*Reseña*.
______________________________

El enigma del capital y las crisis del capitalismo

Reseña:

El enigma del capital y las crisis del capitalismo

D. Harvey







(Akal, Madrid, 2012, 239 pp.)


Raúl Rojas



Que el capitalismo lleve indefectiblemente a crisis periódicas no es algo sujeto a discusión; por qué y, lo que es más, qué posición estructural ocupen estas crisis en la dinámica de acumulación del capital son cuestiones, a veces, desdeñadas; otras, mal respondidas. La deriva que la teoría económica viene asumiendo en los últimos tiempos, fruto de un limitarse a producir modelos matemáticos cada vez más precisos, meros instrumentos de uso financiero, no ayuda a la cuestión. Como reconocieron los investigadores de la London School of Economics (según la anécdota que tanto le gusta a nuestro autor y que relata dos veces en su libro), no habían previsto la crisis de 2008 porque habían perdido de vista los “riesgos del sistema como totalidad”. La intención de Harvey, frente a esto, es generar una “concepción sistémica de los flujos de capital”, esto es, analizar (desde una perspectiva claramente marxista) por un lado, qué es preciso para la continuidad de la acumulación de capital (para su crecimiento, pues) y, por otro, qué barreras se pueden levantar contra ello, así como qué maneras encuentra el capital de eludir esas barreras para poder seguir reproduciéndose y si hay alguna contra la que nada pueda.

______________________________

Cita la reseña anterior completa, palabra por palabra.

______________________________

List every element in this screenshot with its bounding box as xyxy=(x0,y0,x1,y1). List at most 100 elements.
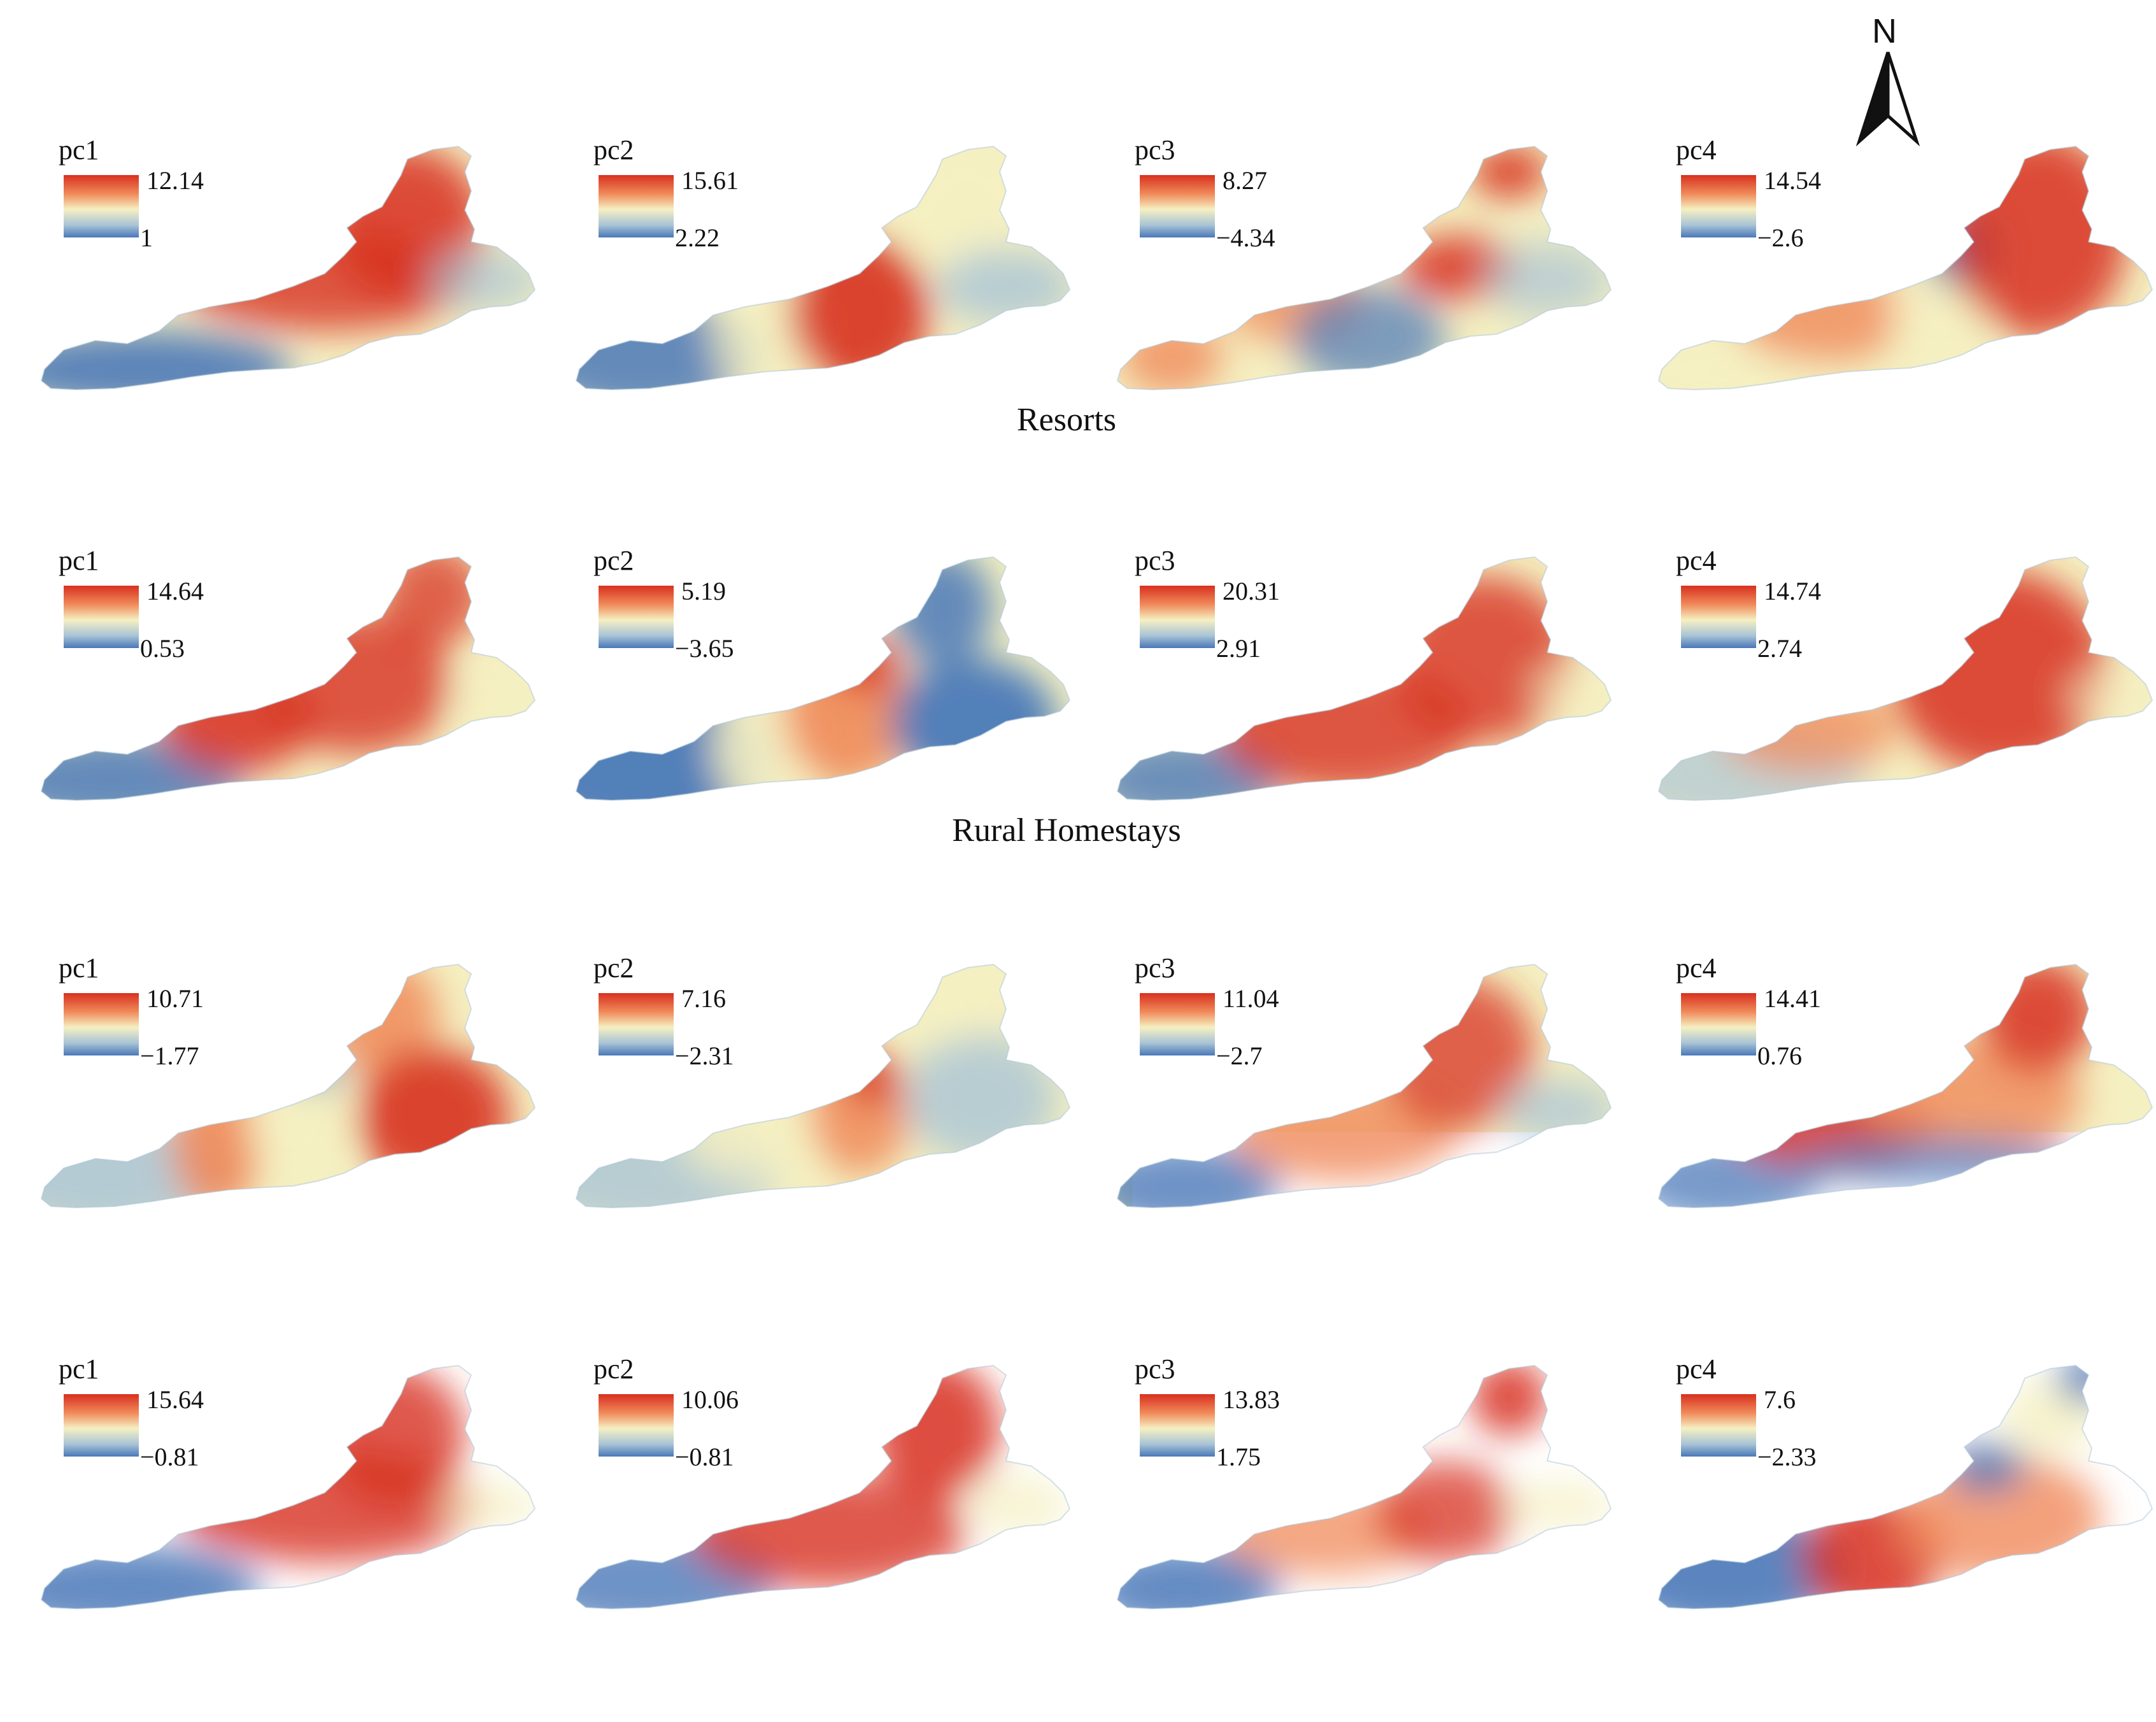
legend-title: pc4 xyxy=(1676,952,1717,984)
legend-color-ramp xyxy=(64,1394,139,1457)
legend-min-value: 0.76 xyxy=(1757,1041,1802,1071)
legend-max-value: 5.19 xyxy=(681,576,726,606)
legend-title: pc1 xyxy=(59,544,99,577)
figure: N Resorts Rural Homestays Agritainments … xyxy=(0,0,2156,1721)
legend-color-ramp xyxy=(1681,586,1756,648)
legend-color-ramp xyxy=(1140,993,1215,1055)
map-panel: pc3 13.83 1.75 xyxy=(1102,1289,1636,1646)
legend-title: pc1 xyxy=(59,134,99,166)
legend-color-ramp xyxy=(1681,993,1756,1055)
choropleth-map xyxy=(25,1289,560,1646)
legend-max-value: 10.71 xyxy=(146,984,204,1013)
choropleth-map xyxy=(1643,70,2156,427)
map-panel: pc2 5.19 −3.65 xyxy=(560,481,1095,837)
scale-bar: 0 100 200 km xyxy=(191,1636,637,1719)
legend-min-value: −2.6 xyxy=(1757,223,1804,253)
scale-tick-100: 100 xyxy=(388,1645,435,1677)
legend-max-value: 10.06 xyxy=(681,1385,739,1415)
legend-color-ramp xyxy=(599,175,674,237)
choropleth-map xyxy=(560,888,1095,1245)
map-panel: pc4 14.41 0.76 xyxy=(1643,888,2156,1245)
legend-title: pc1 xyxy=(59,952,99,984)
map-panel: pc1 12.14 1 xyxy=(25,70,560,427)
legend-title: pc4 xyxy=(1676,544,1717,577)
scale-unit: km xyxy=(653,1645,691,1677)
legend-title: pc3 xyxy=(1135,544,1175,577)
legend-title: pc2 xyxy=(593,1353,634,1385)
legend-min-value: −4.34 xyxy=(1216,223,1275,253)
legend-color-ramp xyxy=(1140,175,1215,237)
choropleth-map xyxy=(1102,70,1636,427)
legend-min-value: −0.81 xyxy=(140,1442,199,1472)
legend-min-value: −2.31 xyxy=(675,1041,734,1071)
legend-title: pc2 xyxy=(593,134,634,166)
legend-min-value: 2.91 xyxy=(1216,633,1261,663)
legend-color-ramp xyxy=(1140,586,1215,648)
legend-min-value: 1 xyxy=(140,223,153,253)
legend-min-value: −2.33 xyxy=(1757,1442,1817,1472)
legend-title: pc3 xyxy=(1135,952,1175,984)
choropleth-map xyxy=(1102,481,1636,837)
map-panel: pc2 15.61 2.22 xyxy=(560,70,1095,427)
legend-max-value: 15.64 xyxy=(146,1385,204,1415)
legend-max-value: 15.61 xyxy=(681,166,739,195)
choropleth-map xyxy=(1643,481,2156,837)
map-panel: pc1 10.71 −1.77 xyxy=(25,888,560,1245)
choropleth-map xyxy=(560,1289,1095,1646)
legend-min-value: −0.81 xyxy=(675,1442,734,1472)
legend-min-value: 2.22 xyxy=(675,223,720,253)
legend-max-value: 11.04 xyxy=(1223,984,1279,1013)
legend-min-value: −3.65 xyxy=(675,633,734,663)
map-panel: pc1 15.64 −0.81 xyxy=(25,1289,560,1646)
legend-min-value: −1.77 xyxy=(140,1041,199,1071)
legend-max-value: 20.31 xyxy=(1223,576,1280,606)
legend-max-value: 14.74 xyxy=(1764,576,1821,606)
legend-min-value: −2.7 xyxy=(1216,1041,1263,1071)
legend-min-value: 0.53 xyxy=(140,633,185,663)
legend-title: pc4 xyxy=(1676,134,1717,166)
map-panel: pc2 10.06 −0.81 xyxy=(560,1289,1095,1646)
map-panel: pc3 8.27 −4.34 xyxy=(1102,70,1636,427)
legend-color-ramp xyxy=(1681,175,1756,237)
choropleth-map xyxy=(1102,1289,1636,1646)
map-panel: pc2 7.16 −2.31 xyxy=(560,888,1095,1245)
legend-title: pc2 xyxy=(593,544,634,577)
legend-max-value: 8.27 xyxy=(1223,166,1267,195)
choropleth-map xyxy=(560,481,1095,837)
choropleth-map xyxy=(25,70,560,427)
scale-tick-0: 0 xyxy=(197,1645,213,1677)
map-panel: pc4 14.54 −2.6 xyxy=(1643,70,2156,427)
map-panel: pc4 14.74 2.74 xyxy=(1643,481,2156,837)
choropleth-map xyxy=(560,70,1095,427)
legend-max-value: 7.16 xyxy=(681,984,726,1013)
choropleth-map xyxy=(1643,1289,2156,1646)
legend-title: pc2 xyxy=(593,952,634,984)
map-panel: pc1 14.64 0.53 xyxy=(25,481,560,837)
legend-color-ramp xyxy=(1681,1394,1756,1457)
legend-color-ramp xyxy=(64,586,139,648)
choropleth-map xyxy=(1643,888,2156,1245)
map-panel: pc3 20.31 2.91 xyxy=(1102,481,1636,837)
legend-max-value: 14.41 xyxy=(1764,984,1821,1013)
legend-color-ramp xyxy=(1140,1394,1215,1457)
map-panel: pc3 11.04 −2.7 xyxy=(1102,888,1636,1245)
legend-color-ramp xyxy=(599,586,674,648)
legend-min-value: 1.75 xyxy=(1216,1442,1261,1472)
legend-title: pc1 xyxy=(59,1353,99,1385)
legend-max-value: 12.14 xyxy=(146,166,204,195)
legend-color-ramp xyxy=(64,993,139,1055)
choropleth-map xyxy=(25,481,560,837)
legend-max-value: 14.64 xyxy=(146,576,204,606)
legend-max-value: 14.54 xyxy=(1764,166,1821,195)
legend-color-ramp xyxy=(599,1394,674,1457)
choropleth-map xyxy=(1102,888,1636,1245)
choropleth-map xyxy=(25,888,560,1245)
legend-color-ramp xyxy=(599,993,674,1055)
legend-title: pc4 xyxy=(1676,1353,1717,1385)
legend-title: pc3 xyxy=(1135,1353,1175,1385)
map-panel: pc4 7.6 −2.33 xyxy=(1643,1289,2156,1646)
legend-min-value: 2.74 xyxy=(1757,633,1802,663)
legend-title: pc3 xyxy=(1135,134,1175,166)
legend-color-ramp xyxy=(64,175,139,237)
legend-max-value: 13.83 xyxy=(1223,1385,1280,1415)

______________________________

*Resultado del ejercicio*.
El enigma del capital y las crisis del capitalismo

Reseña:

El enigma del capital y las crisis del capitalismo

D. Harvey







(Akal, Madrid, 2012, 239 pp.)


Raúl Rojas



Que el capitalismo lleve indefectiblemente a crisis periódicas no es algo sujeto a discusión; por qué y, lo que es más, qué posición estructural ocupen estas crisis en la dinámica de acumulación del capital son cuestiones, a veces, desdeñadas; otras, mal respondidas. La deriva que la teoría económica viene asumiendo en los últimos tiempos, fruto de un limitarse a producir modelos matemáticos cada vez más precisos, meros instrumentos de uso financiero, no ayuda a la cuestión. Como reconocieron los investigadores de la London School of Economics (según la anécdota que tanto le gusta a nuestro autor y que relata dos veces en su libro), no habían previsto la crisis de 2008 porque habían perdido de vista los “riesgos del sistema como totalidad”. La intención de Harvey, frente a esto, es generar una “concepción sistémica de los flujos de capital”, esto es, analizar (desde una perspectiva claramente marxista) por un lado, qué es preciso para la continuidad de la acumulación de capital (para su crecimiento, pues) y, por otro, qué barreras se pueden levantar contra ello, así como qué maneras encuentra el capital de eludir esas barreras para poder seguir reproduciéndose y si hay alguna contra la que nada pueda.